Dataset items
-.-.-

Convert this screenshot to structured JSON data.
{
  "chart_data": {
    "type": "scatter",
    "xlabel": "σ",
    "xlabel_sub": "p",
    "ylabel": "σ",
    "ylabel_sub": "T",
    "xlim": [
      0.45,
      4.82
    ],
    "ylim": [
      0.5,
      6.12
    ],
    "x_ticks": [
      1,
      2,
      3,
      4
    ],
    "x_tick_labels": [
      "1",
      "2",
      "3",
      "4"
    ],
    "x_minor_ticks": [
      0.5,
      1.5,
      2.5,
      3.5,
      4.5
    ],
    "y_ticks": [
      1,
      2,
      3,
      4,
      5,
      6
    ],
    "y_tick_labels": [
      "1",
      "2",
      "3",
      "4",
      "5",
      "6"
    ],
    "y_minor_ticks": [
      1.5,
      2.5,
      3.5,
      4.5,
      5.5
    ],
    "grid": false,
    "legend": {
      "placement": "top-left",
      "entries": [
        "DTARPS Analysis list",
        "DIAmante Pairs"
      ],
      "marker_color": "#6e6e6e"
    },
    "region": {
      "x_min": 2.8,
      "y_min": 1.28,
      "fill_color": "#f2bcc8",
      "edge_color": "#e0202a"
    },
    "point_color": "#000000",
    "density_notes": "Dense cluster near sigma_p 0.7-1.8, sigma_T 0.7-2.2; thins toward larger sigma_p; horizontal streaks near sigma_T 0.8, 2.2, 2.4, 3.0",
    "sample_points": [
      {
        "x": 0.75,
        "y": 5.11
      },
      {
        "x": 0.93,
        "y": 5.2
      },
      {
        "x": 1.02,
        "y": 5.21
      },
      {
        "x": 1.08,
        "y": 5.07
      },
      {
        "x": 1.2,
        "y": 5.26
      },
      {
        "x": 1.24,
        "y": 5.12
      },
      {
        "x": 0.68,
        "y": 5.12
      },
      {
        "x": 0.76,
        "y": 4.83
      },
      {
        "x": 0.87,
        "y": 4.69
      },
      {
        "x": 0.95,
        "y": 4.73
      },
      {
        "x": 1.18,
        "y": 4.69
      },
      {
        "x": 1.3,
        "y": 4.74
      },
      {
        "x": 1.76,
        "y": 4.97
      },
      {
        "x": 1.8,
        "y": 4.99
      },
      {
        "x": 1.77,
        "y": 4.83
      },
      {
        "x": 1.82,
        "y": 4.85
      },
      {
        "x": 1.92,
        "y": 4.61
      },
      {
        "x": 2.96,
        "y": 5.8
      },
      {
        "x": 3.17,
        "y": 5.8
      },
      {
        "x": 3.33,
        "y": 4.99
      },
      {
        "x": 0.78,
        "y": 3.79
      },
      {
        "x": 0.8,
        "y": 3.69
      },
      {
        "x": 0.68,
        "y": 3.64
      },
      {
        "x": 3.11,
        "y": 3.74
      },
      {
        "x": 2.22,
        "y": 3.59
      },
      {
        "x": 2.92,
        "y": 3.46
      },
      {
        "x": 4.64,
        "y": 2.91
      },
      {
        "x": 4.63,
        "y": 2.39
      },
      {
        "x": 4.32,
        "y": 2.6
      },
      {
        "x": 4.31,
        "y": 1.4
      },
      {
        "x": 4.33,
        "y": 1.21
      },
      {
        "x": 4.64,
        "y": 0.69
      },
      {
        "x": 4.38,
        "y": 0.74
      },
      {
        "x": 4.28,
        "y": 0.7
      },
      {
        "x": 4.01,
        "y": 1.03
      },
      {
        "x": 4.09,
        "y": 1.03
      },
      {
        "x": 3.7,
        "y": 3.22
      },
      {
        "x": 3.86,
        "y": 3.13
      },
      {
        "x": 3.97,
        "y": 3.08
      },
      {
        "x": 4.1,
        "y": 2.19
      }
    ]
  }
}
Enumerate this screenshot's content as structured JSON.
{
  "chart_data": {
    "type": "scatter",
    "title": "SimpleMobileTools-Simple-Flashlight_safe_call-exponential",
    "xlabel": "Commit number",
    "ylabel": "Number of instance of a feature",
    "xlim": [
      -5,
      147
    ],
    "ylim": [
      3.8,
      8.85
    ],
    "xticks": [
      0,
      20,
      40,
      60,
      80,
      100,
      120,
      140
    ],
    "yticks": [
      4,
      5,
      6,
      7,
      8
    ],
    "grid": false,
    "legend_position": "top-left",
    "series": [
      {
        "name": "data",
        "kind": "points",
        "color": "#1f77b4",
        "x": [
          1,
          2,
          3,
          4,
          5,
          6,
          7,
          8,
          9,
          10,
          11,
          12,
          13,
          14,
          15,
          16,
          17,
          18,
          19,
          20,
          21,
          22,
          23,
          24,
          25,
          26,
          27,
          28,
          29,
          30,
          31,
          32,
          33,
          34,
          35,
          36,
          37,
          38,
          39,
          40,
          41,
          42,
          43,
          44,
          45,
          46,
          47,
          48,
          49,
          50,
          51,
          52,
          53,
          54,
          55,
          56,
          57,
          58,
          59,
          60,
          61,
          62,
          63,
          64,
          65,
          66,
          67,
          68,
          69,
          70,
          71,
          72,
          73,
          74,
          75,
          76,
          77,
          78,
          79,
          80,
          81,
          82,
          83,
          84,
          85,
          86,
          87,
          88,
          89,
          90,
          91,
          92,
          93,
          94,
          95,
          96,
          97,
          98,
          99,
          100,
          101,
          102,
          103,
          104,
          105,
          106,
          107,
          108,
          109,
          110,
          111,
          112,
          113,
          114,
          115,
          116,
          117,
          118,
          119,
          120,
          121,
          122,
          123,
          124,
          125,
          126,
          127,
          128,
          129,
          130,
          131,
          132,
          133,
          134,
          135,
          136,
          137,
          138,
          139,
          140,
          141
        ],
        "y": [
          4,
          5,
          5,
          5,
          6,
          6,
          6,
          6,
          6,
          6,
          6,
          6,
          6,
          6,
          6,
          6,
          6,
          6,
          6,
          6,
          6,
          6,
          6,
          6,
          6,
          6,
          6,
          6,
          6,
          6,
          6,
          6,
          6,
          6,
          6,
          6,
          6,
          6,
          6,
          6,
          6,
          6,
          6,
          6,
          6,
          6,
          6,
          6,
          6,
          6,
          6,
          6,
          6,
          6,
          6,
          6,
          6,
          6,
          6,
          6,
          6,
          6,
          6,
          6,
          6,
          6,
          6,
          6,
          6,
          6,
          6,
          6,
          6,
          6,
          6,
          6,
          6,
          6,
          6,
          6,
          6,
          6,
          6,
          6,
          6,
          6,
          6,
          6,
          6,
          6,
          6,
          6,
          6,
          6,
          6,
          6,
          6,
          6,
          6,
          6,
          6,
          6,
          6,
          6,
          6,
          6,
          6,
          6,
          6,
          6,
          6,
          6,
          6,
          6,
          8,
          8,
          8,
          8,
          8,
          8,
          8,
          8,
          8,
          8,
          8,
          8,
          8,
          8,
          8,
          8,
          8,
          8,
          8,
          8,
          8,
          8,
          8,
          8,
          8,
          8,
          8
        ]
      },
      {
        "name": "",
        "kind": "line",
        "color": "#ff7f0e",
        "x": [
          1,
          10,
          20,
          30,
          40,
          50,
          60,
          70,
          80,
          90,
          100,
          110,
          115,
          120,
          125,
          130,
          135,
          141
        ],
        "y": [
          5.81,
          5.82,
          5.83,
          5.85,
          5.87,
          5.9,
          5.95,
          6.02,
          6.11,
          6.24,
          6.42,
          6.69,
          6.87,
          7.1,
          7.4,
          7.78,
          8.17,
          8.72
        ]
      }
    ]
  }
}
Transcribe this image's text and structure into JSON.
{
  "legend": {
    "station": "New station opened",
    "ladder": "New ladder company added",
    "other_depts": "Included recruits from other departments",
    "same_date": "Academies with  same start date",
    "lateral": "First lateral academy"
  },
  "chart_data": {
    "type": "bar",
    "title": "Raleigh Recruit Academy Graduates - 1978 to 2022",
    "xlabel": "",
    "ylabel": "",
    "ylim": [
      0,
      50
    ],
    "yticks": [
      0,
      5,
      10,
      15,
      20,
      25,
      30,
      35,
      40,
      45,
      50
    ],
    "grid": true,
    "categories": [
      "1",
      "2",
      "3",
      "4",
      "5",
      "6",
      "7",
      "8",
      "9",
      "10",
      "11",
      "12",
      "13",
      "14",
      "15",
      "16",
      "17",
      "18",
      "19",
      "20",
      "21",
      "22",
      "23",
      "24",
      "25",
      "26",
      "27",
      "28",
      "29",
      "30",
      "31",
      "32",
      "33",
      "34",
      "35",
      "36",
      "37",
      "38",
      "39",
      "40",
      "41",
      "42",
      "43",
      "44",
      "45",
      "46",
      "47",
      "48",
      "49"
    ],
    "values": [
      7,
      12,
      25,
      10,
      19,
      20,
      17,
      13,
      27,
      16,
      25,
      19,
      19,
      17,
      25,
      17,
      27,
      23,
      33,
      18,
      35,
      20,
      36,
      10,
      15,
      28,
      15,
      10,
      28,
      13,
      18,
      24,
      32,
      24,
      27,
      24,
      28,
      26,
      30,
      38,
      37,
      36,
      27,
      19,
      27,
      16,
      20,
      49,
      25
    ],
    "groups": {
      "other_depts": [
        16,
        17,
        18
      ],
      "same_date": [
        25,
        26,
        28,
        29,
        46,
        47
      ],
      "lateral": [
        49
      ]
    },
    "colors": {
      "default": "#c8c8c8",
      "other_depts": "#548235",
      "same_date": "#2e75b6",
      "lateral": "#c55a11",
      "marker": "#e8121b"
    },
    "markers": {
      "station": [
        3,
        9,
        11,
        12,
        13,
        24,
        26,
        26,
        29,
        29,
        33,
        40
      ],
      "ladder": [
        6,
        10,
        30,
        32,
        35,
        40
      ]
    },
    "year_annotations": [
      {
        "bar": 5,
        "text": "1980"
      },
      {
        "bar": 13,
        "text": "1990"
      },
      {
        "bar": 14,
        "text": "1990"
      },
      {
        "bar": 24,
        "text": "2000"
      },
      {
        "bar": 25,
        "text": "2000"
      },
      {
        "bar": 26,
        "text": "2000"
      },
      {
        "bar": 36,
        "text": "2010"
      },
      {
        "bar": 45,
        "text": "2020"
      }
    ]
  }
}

-.-.-

▸ **Exercise**:
For each line above that contains the word "title", copy that line.

▸ **Written response**:
    "title": "SimpleMobileTools-Simple-Flashlight_safe_call-exponential",
    "title": "Raleigh Recruit Academy Graduates - 1978 to 2022",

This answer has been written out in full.